» **WHAT YOU WILL DO**
Scan the material below for the string "Century", and copy every line where it shows up.

┌──

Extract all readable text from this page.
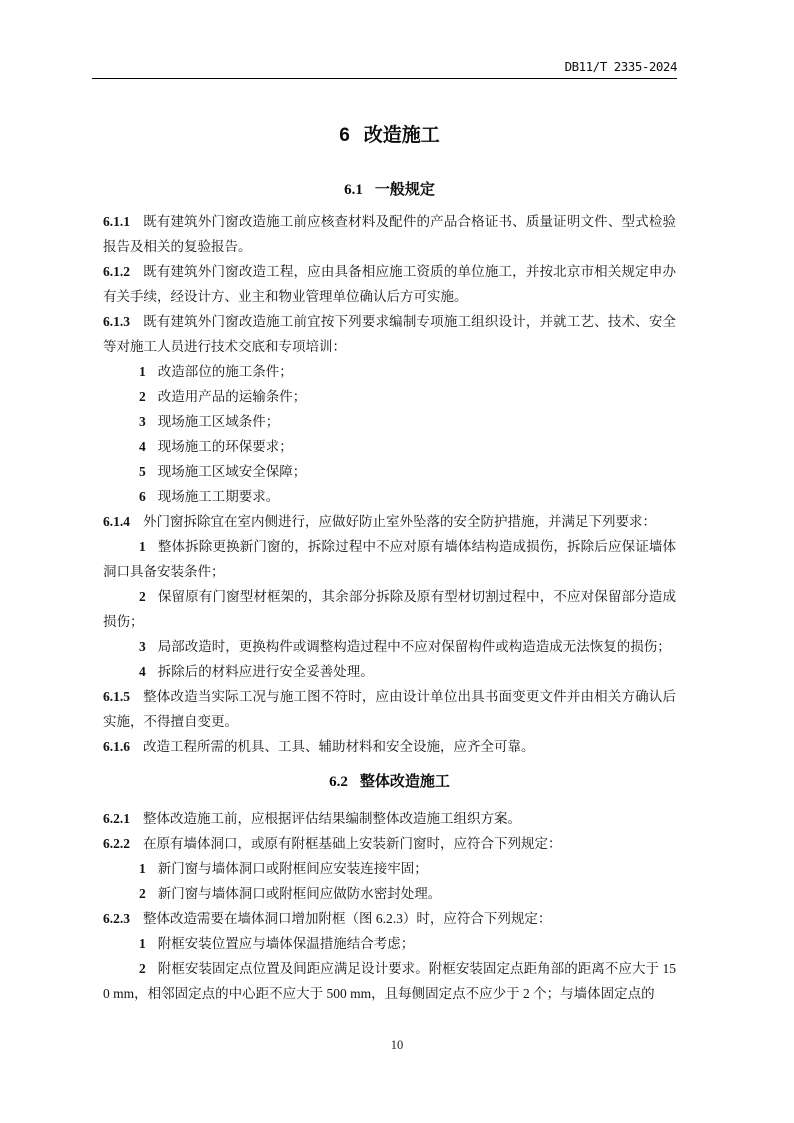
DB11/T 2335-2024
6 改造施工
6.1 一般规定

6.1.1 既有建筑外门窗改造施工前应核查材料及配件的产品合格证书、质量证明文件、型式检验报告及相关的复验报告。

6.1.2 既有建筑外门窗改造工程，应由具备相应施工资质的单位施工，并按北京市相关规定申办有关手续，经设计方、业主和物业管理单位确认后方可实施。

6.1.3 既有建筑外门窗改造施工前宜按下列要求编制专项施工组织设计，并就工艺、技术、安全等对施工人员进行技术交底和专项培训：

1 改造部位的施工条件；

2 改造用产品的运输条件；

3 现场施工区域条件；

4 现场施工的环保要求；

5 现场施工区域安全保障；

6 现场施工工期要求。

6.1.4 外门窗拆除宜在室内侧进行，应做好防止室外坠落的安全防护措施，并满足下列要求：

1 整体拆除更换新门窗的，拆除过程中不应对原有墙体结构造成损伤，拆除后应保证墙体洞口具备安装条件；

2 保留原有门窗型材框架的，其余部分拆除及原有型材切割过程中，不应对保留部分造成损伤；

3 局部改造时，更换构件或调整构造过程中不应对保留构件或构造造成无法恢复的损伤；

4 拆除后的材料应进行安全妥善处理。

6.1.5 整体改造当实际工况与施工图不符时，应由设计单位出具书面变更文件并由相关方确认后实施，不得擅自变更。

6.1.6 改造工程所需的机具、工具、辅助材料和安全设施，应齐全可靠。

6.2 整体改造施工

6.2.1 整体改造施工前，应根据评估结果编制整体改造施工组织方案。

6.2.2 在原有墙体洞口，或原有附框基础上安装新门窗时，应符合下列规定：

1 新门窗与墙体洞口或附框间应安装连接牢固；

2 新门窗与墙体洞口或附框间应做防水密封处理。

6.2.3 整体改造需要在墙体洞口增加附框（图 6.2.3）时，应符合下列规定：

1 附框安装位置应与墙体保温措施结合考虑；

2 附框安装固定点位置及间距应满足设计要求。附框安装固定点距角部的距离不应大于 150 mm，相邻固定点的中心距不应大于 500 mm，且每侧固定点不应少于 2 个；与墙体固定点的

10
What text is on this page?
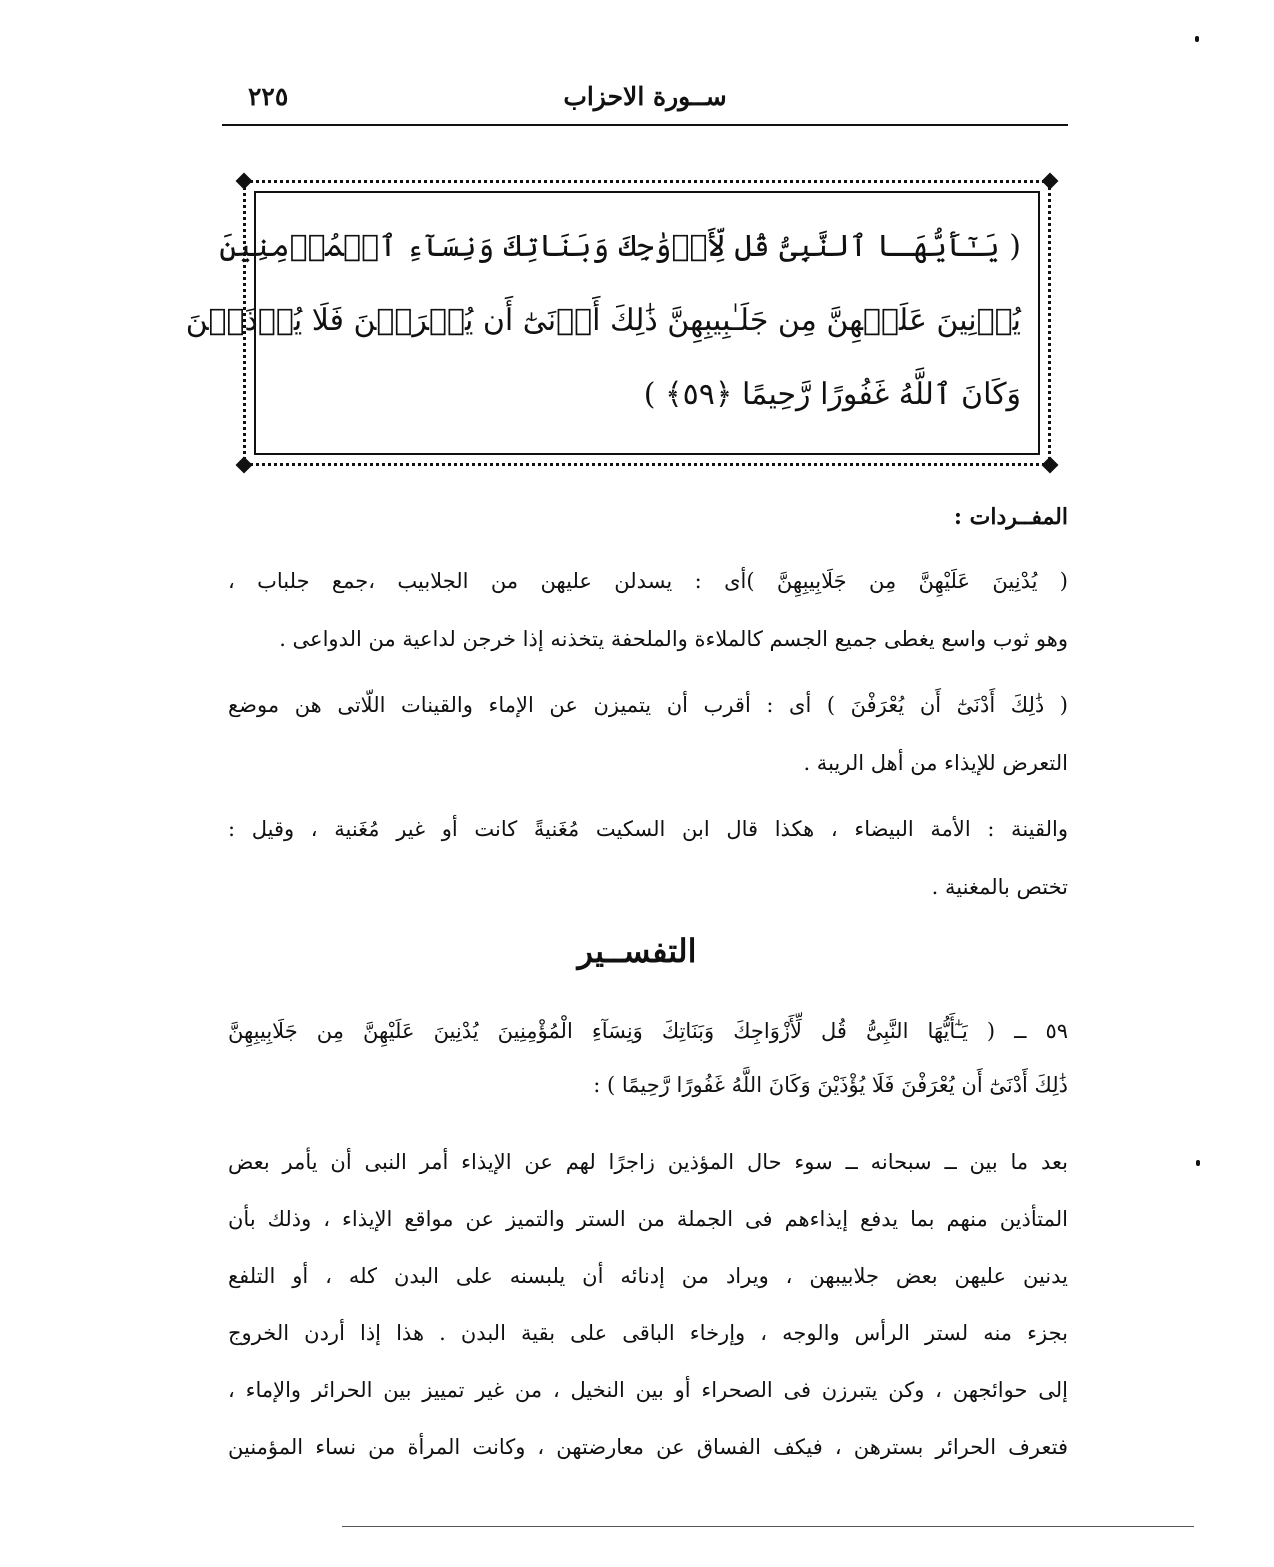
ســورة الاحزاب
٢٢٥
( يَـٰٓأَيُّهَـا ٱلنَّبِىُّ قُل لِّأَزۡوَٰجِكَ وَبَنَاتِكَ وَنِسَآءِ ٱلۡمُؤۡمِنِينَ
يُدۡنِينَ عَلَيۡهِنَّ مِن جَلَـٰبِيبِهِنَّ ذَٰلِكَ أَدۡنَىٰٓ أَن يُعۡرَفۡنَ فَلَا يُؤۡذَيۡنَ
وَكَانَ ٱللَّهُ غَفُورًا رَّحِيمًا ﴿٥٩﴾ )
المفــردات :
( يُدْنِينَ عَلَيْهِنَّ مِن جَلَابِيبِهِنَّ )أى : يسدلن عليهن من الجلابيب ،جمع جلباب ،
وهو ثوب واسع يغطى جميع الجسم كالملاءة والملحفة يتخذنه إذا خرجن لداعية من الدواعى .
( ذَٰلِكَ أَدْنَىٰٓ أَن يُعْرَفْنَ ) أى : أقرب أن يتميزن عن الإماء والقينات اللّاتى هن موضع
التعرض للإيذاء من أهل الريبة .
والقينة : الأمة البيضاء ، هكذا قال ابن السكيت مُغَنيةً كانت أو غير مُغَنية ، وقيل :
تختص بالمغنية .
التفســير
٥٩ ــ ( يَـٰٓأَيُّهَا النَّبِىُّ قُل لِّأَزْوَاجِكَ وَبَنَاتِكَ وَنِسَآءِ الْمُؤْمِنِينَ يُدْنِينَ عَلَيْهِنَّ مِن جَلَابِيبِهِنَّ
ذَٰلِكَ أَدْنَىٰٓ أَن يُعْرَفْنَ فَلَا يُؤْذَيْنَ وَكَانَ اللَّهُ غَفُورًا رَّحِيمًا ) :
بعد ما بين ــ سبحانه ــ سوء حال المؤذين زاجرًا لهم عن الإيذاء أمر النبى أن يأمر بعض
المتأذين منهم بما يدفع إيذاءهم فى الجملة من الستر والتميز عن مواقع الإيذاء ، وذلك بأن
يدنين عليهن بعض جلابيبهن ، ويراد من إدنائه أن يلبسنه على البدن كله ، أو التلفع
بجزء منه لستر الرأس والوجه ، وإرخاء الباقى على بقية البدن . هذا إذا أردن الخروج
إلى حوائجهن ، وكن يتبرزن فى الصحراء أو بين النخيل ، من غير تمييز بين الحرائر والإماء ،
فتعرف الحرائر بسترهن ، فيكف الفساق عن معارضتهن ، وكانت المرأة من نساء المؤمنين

└──
┌──

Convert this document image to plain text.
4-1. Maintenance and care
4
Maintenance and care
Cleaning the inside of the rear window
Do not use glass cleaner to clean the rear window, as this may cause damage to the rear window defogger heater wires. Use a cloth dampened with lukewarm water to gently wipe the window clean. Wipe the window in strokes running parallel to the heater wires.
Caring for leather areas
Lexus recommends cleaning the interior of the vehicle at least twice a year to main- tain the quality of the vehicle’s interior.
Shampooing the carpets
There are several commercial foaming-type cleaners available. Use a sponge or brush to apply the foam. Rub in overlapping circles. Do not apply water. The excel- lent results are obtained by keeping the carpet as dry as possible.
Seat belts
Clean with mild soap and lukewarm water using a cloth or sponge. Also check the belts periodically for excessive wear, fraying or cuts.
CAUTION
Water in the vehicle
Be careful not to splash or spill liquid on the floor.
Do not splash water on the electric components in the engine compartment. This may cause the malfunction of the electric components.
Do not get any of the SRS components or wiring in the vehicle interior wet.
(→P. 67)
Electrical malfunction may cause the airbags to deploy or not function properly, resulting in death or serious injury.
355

└──
┌──

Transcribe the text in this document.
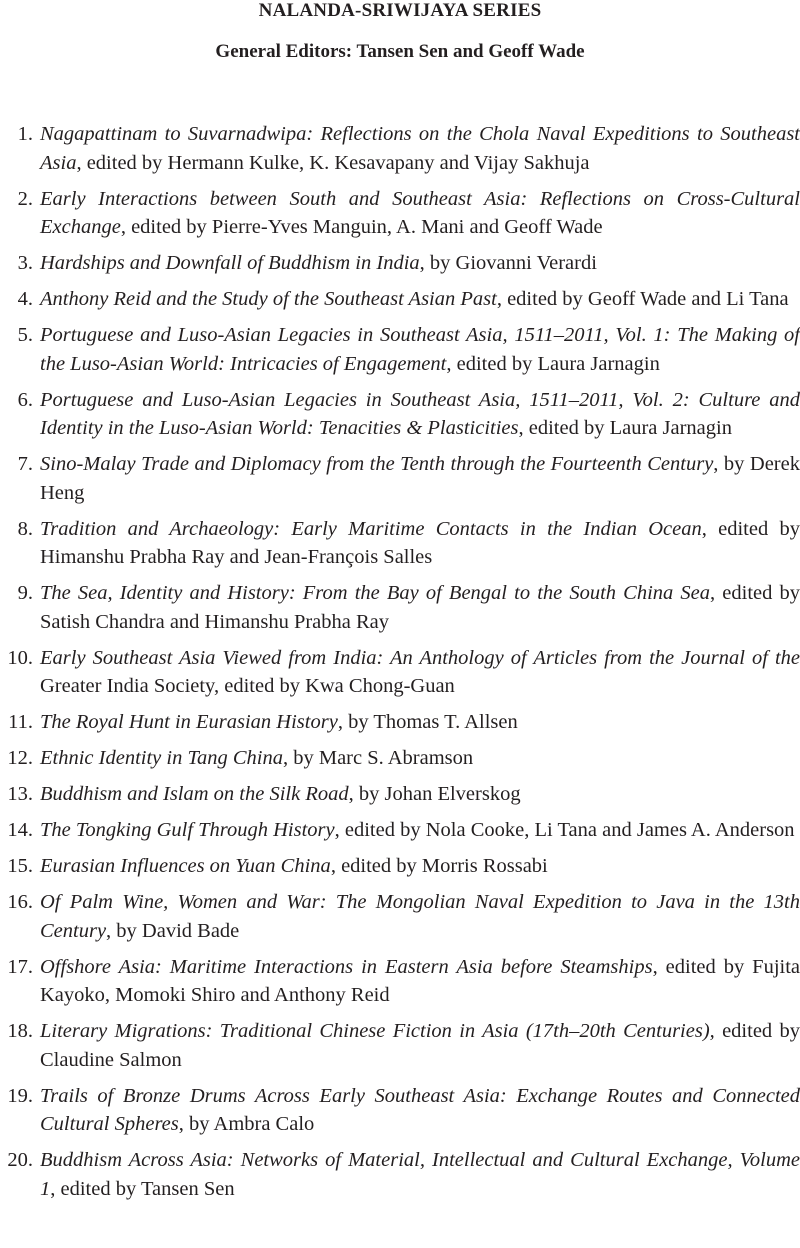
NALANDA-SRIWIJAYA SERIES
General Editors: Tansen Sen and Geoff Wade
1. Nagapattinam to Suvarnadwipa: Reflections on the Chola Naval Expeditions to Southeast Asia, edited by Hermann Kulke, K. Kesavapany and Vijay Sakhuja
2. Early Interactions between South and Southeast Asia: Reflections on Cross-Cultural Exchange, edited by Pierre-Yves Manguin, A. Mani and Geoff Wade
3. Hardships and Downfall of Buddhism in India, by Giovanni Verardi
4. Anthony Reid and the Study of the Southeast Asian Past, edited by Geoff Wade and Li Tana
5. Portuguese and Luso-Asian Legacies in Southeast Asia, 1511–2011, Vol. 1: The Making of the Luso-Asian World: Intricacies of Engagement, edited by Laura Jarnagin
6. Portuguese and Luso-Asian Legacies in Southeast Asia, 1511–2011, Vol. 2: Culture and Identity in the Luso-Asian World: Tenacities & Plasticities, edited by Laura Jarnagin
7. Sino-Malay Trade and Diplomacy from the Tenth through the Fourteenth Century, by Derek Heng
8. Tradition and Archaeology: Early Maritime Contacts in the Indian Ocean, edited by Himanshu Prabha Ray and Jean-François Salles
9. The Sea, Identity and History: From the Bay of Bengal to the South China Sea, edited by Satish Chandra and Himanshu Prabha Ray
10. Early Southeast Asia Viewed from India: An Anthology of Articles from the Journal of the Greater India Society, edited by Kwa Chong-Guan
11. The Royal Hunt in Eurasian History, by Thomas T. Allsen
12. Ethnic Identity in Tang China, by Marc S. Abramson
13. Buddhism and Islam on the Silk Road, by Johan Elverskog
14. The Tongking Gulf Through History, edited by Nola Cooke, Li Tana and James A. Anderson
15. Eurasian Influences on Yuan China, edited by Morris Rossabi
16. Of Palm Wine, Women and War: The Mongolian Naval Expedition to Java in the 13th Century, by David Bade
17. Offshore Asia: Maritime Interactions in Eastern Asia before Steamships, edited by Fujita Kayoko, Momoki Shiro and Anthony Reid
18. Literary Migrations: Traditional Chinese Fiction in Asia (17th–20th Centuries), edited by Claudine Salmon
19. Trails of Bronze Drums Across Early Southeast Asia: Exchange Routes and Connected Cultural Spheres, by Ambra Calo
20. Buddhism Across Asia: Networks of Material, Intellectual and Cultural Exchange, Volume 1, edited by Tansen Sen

└──

» **RESULT OF THIS TASK**
7. Sino-Malay Trade and Diplomacy from the Tenth through the Fourteenth Century, by Derek Heng
16. Of Palm Wine, Women and War: The Mongolian Naval Expedition to Java in the 13th Century, by David Bade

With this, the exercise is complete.